→ What you need to do:
Copy all lines in which the word "screenshot" can be found.

→ Listing:
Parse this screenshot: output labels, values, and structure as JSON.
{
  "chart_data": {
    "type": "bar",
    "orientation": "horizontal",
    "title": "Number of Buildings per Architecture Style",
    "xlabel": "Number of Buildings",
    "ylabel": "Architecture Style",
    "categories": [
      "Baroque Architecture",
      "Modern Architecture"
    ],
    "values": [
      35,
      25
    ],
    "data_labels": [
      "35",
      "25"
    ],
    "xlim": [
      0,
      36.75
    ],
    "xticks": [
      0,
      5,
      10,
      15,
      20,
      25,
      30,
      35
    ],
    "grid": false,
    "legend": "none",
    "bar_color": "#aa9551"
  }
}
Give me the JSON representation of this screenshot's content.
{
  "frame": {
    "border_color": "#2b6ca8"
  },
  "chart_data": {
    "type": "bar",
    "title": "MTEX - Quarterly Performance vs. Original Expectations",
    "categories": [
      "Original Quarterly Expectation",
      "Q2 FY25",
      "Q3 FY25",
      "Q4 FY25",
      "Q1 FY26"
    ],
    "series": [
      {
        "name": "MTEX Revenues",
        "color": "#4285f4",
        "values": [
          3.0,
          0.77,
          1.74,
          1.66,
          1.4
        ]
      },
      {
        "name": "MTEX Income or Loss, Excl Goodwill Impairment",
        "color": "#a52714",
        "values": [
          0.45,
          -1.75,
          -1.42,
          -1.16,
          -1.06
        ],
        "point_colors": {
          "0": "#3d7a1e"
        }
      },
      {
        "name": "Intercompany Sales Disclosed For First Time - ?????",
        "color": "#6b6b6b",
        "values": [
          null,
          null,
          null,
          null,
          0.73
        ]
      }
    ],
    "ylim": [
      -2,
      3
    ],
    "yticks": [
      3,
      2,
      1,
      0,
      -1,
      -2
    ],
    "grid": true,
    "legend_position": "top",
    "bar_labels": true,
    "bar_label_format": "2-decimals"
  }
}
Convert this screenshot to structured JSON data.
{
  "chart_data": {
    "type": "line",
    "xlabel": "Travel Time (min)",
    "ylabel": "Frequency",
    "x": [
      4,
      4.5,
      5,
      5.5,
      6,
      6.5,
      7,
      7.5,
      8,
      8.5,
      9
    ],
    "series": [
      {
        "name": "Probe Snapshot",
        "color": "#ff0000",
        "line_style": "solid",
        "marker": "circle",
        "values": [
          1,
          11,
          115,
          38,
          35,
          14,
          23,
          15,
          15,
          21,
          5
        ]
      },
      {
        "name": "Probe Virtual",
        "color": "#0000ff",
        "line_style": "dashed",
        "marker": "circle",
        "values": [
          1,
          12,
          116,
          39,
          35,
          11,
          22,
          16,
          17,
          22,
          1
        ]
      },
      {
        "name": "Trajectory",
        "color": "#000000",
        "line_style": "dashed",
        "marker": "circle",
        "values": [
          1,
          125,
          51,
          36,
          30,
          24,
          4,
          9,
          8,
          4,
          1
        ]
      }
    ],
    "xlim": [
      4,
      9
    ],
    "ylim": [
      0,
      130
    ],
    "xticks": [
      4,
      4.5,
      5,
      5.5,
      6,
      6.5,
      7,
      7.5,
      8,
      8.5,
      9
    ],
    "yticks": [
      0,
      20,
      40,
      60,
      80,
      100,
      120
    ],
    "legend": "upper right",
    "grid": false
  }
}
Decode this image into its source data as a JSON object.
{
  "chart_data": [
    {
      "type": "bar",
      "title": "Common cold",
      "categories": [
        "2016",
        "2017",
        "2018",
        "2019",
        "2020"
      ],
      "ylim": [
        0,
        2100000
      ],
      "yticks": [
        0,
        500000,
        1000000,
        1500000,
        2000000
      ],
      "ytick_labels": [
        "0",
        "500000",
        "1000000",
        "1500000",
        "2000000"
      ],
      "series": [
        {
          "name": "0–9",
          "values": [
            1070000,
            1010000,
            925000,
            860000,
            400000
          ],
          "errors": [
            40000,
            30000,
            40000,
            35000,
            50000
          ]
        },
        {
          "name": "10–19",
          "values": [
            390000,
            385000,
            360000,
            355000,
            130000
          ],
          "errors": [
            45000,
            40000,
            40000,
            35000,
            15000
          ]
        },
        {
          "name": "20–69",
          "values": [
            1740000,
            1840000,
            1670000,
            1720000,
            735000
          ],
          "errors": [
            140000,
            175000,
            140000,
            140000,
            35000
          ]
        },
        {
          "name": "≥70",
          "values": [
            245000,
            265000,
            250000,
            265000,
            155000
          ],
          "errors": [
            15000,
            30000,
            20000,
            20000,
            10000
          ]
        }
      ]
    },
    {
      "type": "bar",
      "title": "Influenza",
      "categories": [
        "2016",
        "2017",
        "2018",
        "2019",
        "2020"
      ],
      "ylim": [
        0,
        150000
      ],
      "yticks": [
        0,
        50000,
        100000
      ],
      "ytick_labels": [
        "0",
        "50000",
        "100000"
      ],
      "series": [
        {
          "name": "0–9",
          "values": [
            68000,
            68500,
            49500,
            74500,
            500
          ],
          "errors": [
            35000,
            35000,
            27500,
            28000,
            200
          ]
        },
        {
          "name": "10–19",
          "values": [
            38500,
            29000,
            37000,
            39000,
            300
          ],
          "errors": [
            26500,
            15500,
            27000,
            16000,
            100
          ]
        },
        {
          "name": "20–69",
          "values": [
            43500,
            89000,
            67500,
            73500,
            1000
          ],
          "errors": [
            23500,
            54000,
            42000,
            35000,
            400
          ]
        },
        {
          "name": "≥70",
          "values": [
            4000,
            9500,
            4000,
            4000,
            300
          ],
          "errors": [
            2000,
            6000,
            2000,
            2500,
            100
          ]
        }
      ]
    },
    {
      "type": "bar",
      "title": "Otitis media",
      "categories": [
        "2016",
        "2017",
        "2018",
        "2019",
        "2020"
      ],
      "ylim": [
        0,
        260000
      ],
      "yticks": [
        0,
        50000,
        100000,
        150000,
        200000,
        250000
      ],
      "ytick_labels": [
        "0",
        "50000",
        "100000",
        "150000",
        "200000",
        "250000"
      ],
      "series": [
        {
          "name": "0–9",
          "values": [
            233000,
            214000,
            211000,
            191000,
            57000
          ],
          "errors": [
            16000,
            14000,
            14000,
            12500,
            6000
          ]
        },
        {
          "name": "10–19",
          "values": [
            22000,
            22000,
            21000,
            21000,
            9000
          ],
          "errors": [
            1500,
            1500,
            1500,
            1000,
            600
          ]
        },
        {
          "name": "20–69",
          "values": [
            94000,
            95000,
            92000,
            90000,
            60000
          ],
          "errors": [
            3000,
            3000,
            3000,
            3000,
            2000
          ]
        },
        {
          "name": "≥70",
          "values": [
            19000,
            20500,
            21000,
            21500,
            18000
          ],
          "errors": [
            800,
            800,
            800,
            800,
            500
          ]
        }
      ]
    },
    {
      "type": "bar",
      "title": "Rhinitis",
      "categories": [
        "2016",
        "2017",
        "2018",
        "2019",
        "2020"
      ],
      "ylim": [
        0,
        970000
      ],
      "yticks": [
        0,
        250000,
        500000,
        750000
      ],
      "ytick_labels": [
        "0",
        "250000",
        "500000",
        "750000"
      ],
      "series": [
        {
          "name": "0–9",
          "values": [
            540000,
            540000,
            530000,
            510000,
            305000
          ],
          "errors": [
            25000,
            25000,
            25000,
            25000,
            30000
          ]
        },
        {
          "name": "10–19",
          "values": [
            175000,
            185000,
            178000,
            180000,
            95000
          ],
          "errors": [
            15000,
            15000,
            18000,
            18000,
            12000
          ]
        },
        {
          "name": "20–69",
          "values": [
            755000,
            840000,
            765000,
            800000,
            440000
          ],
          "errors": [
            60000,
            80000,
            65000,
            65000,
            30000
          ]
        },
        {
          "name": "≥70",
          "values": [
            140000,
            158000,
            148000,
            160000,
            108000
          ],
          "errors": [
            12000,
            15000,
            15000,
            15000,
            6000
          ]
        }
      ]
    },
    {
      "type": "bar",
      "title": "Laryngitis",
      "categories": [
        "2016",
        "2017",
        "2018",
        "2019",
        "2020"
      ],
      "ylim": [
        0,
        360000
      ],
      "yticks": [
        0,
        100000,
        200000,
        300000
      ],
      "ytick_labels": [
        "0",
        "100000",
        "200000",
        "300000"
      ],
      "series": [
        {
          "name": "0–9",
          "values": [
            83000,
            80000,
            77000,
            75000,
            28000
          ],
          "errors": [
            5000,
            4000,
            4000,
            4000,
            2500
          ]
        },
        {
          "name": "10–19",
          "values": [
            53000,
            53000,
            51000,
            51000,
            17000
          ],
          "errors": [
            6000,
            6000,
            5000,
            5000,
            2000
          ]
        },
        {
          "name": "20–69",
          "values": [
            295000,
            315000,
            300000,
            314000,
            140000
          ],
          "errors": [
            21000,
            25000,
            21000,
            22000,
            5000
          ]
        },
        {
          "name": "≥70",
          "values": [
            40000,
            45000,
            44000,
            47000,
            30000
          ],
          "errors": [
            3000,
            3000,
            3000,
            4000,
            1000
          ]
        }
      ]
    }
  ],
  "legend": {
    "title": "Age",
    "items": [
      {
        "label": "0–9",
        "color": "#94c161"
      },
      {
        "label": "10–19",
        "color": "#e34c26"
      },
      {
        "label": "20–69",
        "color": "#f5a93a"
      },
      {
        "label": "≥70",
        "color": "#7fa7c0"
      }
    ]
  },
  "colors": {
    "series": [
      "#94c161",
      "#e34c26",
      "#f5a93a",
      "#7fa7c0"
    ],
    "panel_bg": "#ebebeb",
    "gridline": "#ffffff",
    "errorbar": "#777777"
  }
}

→ Response to this exercise:
Parse this screenshot: output labels, values, and structure as JSON.
Give me the JSON representation of this screenshot's content.
Convert this screenshot to structured JSON data.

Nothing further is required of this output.